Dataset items
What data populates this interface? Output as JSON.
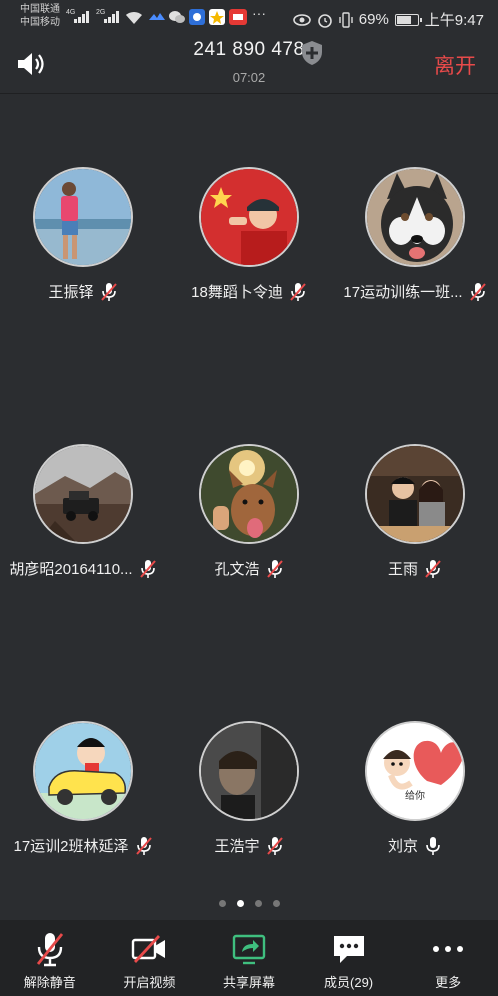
{
  "status_bar": {
    "carrier1": "中国联通",
    "carrier2": "中国移动",
    "net1": "4G",
    "net2": "2G",
    "battery": "69%",
    "time": "上午9:47"
  },
  "header": {
    "meeting_id": "241 890 478",
    "timer": "07:02",
    "leave_label": "离开"
  },
  "participants": [
    {
      "name": "王振铎",
      "muted": true,
      "avatar": "beach-person"
    },
    {
      "name": "18舞蹈卜令迪",
      "muted": true,
      "avatar": "boy-flag"
    },
    {
      "name": "17运动训练一班...",
      "muted": true,
      "avatar": "husky-dog"
    },
    {
      "name": "胡彦昭20164110...",
      "muted": true,
      "avatar": "jeep-landscape"
    },
    {
      "name": "孔文浩",
      "muted": true,
      "avatar": "dog-sunset"
    },
    {
      "name": "王雨",
      "muted": true,
      "avatar": "couple-photo"
    },
    {
      "name": "17运训2班林延泽",
      "muted": true,
      "avatar": "cartoon-car"
    },
    {
      "name": "王浩宇",
      "muted": true,
      "avatar": "shadow-photo"
    },
    {
      "name": "刘京",
      "muted": false,
      "avatar": "heart-sticker",
      "avatar_text": "给你"
    }
  ],
  "pager": {
    "pages": 4,
    "current": 2
  },
  "toolbar": {
    "unmute": "解除静音",
    "video": "开启视频",
    "share": "共享屏幕",
    "members": "成员(29)",
    "more": "更多"
  },
  "colors": {
    "background": "#2b2d30",
    "toolbar": "#222325",
    "leave": "#e84a4a",
    "mute_slash": "#e84a4a",
    "share": "#3fbf7f"
  }
}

WRITTEN INSTRUCTION => Transcribe the listing in full. Omit the pictures and keep every line exact.

WORKED ANSWER =>
What data populates this interface? Output as JSON.
{
  "status_bar": {
    "carrier1": "中国联通",
    "carrier2": "中国移动",
    "net1": "4G",
    "net2": "2G",
    "battery": "69%",
    "time": "上午9:47"
  },
  "header": {
    "meeting_id": "241 890 478",
    "timer": "07:02",
    "leave_label": "离开"
  },
  "participants": [
    {
      "name": "王振铎",
      "muted": true,
      "avatar": "beach-person"
    },
    {
      "name": "18舞蹈卜令迪",
      "muted": true,
      "avatar": "boy-flag"
    },
    {
      "name": "17运动训练一班...",
      "muted": true,
      "avatar": "husky-dog"
    },
    {
      "name": "胡彦昭20164110...",
      "muted": true,
      "avatar": "jeep-landscape"
    },
    {
      "name": "孔文浩",
      "muted": true,
      "avatar": "dog-sunset"
    },
    {
      "name": "王雨",
      "muted": true,
      "avatar": "couple-photo"
    },
    {
      "name": "17运训2班林延泽",
      "muted": true,
      "avatar": "cartoon-car"
    },
    {
      "name": "王浩宇",
      "muted": true,
      "avatar": "shadow-photo"
    },
    {
      "name": "刘京",
      "muted": false,
      "avatar": "heart-sticker",
      "avatar_text": "给你"
    }
  ],
  "pager": {
    "pages": 4,
    "current": 2
  },
  "toolbar": {
    "unmute": "解除静音",
    "video": "开启视频",
    "share": "共享屏幕",
    "members": "成员(29)",
    "more": "更多"
  },
  "colors": {
    "background": "#2b2d30",
    "toolbar": "#222325",
    "leave": "#e84a4a",
    "mute_slash": "#e84a4a",
    "share": "#3fbf7f"
  }
}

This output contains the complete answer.